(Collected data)
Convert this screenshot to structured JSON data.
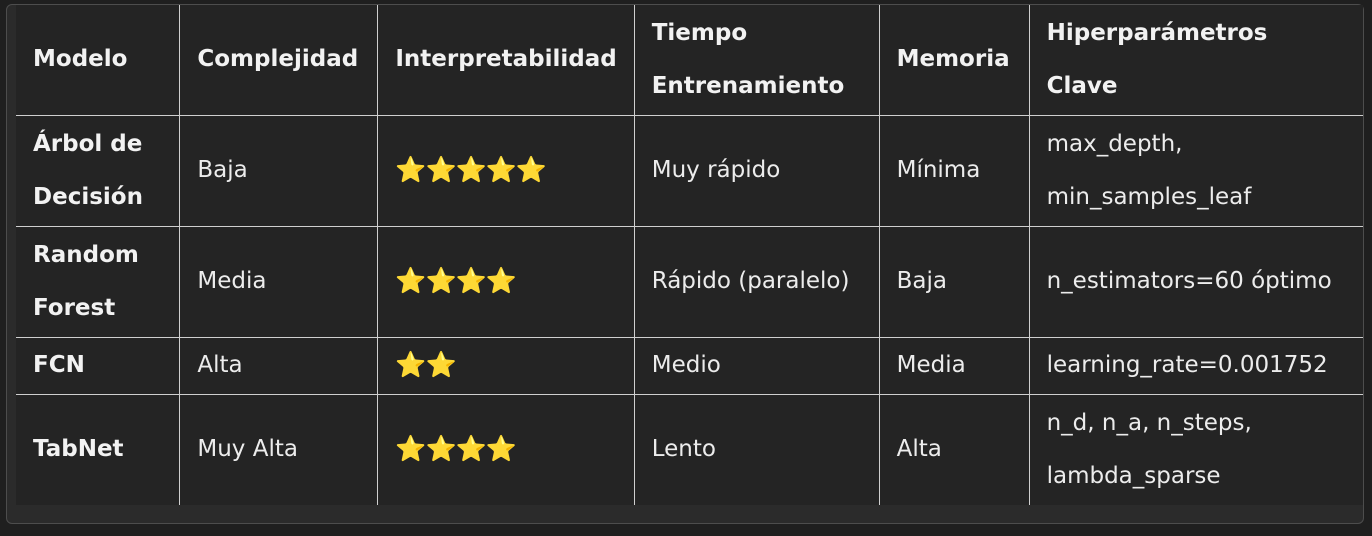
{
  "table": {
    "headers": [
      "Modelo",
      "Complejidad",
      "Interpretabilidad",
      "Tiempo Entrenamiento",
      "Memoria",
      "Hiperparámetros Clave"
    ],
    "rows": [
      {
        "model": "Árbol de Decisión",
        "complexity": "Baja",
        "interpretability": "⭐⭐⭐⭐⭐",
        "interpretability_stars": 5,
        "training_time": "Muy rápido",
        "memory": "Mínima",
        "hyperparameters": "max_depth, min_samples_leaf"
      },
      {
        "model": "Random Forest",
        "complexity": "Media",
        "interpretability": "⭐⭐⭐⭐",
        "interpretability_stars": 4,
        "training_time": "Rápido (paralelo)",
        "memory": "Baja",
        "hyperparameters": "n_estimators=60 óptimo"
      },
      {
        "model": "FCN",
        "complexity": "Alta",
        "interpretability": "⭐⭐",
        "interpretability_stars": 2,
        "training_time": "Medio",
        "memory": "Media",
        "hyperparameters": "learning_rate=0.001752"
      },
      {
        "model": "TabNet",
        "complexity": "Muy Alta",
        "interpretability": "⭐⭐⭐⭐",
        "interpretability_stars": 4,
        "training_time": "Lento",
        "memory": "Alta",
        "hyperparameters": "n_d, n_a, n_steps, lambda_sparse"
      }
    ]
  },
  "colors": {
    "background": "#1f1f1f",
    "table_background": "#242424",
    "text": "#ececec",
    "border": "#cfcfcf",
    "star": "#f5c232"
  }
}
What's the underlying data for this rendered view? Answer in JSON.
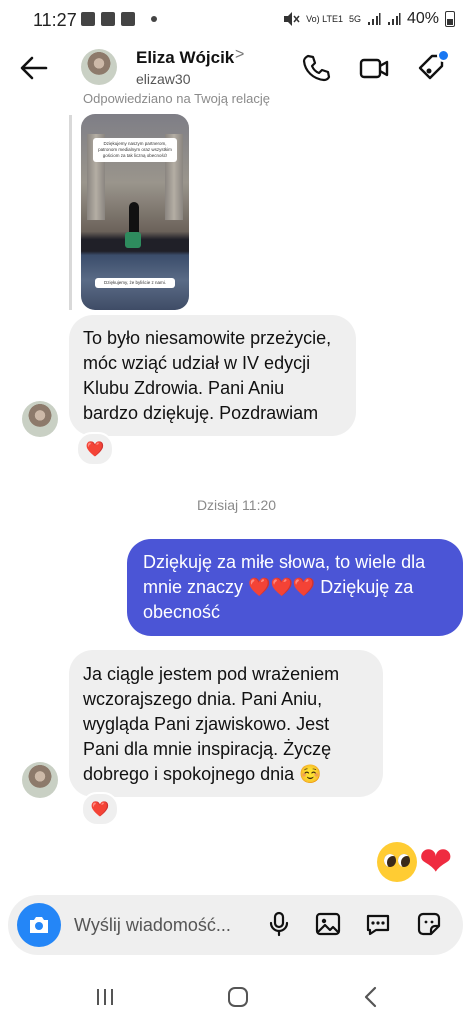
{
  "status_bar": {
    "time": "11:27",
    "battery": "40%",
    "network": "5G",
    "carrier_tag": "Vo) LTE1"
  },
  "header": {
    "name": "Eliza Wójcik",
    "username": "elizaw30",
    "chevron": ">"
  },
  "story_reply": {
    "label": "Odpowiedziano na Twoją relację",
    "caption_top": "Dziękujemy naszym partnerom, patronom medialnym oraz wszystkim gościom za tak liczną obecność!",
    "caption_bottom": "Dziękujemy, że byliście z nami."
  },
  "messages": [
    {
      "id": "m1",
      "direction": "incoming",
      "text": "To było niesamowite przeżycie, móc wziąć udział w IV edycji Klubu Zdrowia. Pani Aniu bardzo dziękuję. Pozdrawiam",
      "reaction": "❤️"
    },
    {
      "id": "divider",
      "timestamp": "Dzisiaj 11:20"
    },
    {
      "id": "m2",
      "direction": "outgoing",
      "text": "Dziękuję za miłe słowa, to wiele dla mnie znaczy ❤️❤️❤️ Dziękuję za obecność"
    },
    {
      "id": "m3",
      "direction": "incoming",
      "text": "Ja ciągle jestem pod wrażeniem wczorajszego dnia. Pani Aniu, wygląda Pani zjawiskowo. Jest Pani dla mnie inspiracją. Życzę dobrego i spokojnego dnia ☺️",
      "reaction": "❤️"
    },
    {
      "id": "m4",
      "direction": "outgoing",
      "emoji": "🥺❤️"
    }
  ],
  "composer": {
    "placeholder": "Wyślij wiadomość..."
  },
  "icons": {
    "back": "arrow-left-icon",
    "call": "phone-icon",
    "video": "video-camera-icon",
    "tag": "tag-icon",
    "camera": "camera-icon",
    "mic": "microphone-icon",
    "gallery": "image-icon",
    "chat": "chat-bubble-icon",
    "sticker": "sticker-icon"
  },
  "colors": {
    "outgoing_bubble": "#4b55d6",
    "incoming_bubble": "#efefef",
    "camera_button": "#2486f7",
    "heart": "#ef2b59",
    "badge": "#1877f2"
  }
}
==
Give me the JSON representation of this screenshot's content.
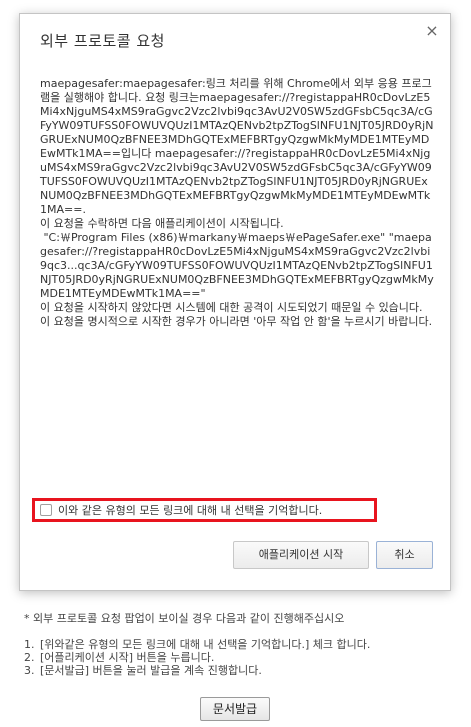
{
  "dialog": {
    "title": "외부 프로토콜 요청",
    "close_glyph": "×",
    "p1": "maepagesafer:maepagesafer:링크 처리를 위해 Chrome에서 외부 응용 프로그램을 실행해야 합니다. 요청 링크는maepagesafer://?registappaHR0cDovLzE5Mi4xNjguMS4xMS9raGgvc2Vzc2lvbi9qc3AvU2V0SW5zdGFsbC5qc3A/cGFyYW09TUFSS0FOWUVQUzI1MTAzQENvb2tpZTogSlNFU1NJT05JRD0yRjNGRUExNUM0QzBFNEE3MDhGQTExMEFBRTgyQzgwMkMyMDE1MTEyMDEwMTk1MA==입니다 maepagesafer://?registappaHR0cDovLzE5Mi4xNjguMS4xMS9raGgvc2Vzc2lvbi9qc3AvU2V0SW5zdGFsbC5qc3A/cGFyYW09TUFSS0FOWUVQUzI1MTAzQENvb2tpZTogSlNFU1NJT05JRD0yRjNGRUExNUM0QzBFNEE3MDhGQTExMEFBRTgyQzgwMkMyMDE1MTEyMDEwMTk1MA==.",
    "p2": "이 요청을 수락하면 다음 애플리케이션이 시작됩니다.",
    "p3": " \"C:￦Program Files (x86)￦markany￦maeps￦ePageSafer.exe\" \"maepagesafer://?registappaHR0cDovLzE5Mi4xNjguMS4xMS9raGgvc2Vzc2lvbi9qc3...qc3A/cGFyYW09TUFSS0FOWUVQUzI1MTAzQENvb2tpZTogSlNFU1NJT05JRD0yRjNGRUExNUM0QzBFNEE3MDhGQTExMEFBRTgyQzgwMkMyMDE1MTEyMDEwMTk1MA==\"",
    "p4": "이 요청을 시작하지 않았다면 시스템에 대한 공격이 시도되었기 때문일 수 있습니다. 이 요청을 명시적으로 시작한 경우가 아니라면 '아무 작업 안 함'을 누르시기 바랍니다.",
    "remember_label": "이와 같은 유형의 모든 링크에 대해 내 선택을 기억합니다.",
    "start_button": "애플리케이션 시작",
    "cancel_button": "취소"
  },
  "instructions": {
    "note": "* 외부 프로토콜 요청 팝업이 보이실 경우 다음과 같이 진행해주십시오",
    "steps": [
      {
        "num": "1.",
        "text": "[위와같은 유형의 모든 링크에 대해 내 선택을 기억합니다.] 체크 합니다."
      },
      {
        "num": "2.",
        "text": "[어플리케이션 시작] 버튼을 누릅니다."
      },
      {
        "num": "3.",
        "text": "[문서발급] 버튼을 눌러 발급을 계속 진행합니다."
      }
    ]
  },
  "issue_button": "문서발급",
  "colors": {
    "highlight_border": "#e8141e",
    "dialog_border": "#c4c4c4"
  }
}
* * *
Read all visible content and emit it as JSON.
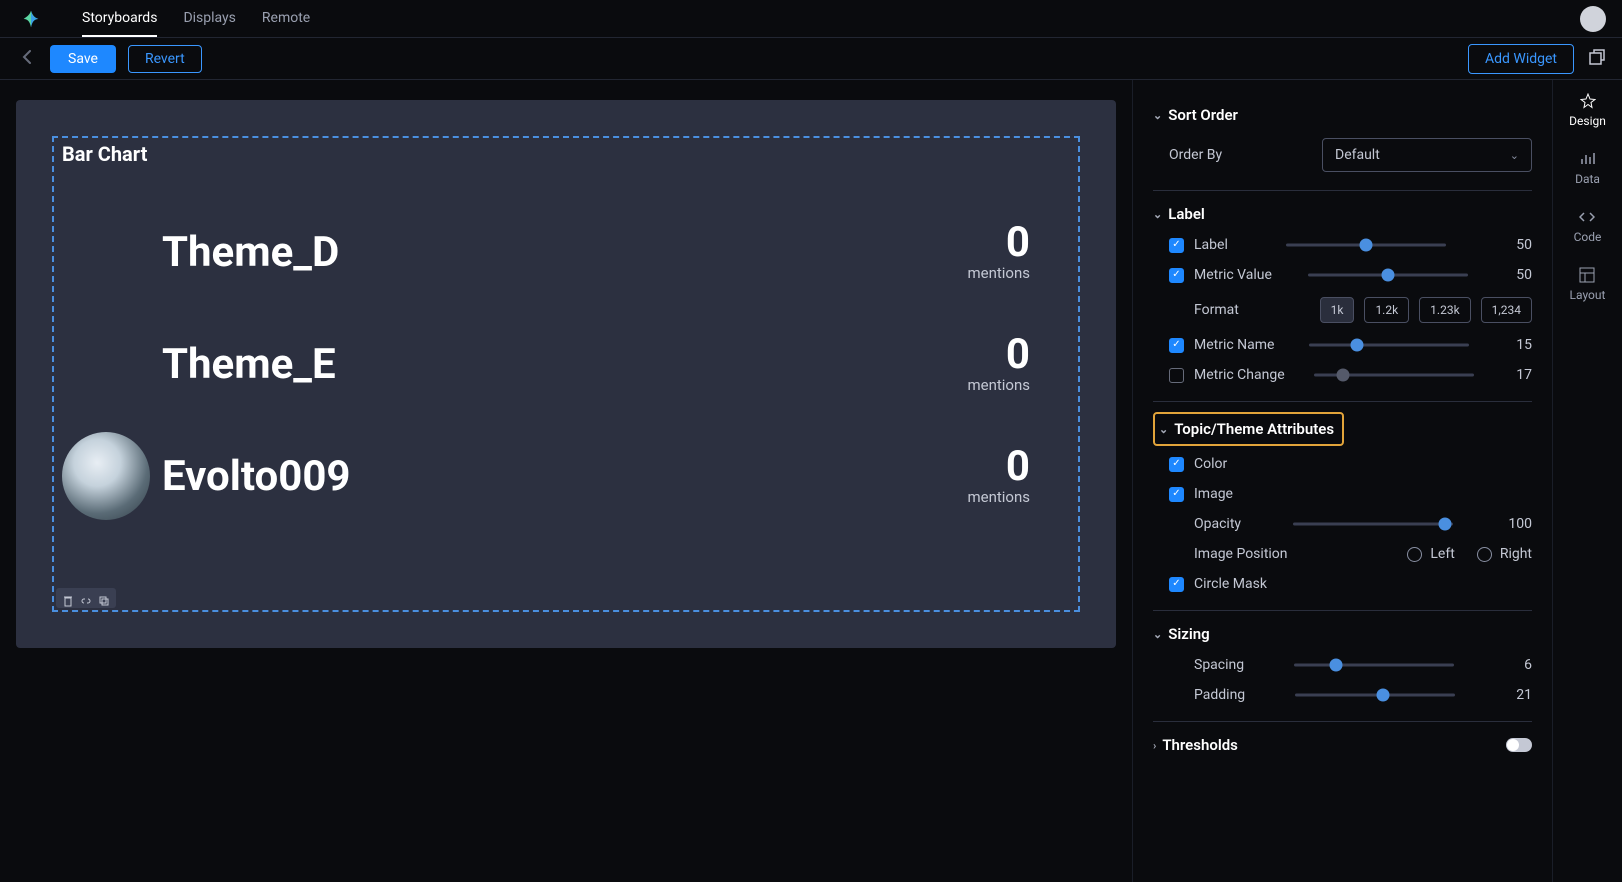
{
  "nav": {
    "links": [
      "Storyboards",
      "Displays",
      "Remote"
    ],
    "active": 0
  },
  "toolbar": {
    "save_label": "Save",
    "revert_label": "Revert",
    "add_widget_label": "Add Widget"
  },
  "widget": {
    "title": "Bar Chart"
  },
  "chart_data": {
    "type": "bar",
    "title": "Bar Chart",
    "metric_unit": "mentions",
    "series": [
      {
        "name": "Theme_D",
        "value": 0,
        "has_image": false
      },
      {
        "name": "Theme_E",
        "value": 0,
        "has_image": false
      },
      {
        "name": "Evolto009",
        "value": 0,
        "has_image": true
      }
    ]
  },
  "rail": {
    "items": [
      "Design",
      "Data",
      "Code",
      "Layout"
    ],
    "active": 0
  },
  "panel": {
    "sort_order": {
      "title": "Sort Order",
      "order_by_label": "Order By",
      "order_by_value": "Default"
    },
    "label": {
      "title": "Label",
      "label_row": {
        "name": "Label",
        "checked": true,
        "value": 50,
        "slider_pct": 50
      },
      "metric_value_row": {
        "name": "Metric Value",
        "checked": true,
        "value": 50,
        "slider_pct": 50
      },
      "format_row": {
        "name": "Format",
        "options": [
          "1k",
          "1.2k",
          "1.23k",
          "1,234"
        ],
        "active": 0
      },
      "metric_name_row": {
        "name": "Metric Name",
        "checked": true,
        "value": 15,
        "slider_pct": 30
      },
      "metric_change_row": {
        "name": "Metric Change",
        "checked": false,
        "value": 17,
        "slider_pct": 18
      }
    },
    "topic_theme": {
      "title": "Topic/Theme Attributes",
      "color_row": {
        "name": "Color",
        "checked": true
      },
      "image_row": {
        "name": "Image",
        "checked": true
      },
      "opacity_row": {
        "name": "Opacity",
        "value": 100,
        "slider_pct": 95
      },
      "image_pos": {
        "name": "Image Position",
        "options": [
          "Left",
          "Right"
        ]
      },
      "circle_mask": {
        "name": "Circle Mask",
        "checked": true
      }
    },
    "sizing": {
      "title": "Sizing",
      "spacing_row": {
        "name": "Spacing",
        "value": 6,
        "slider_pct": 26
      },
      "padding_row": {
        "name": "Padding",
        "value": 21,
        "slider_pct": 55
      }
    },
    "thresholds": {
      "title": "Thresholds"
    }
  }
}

(Stated goal): Using the material above, work out how many lines contain the string "JSON". Give that number alone.

(Result): 4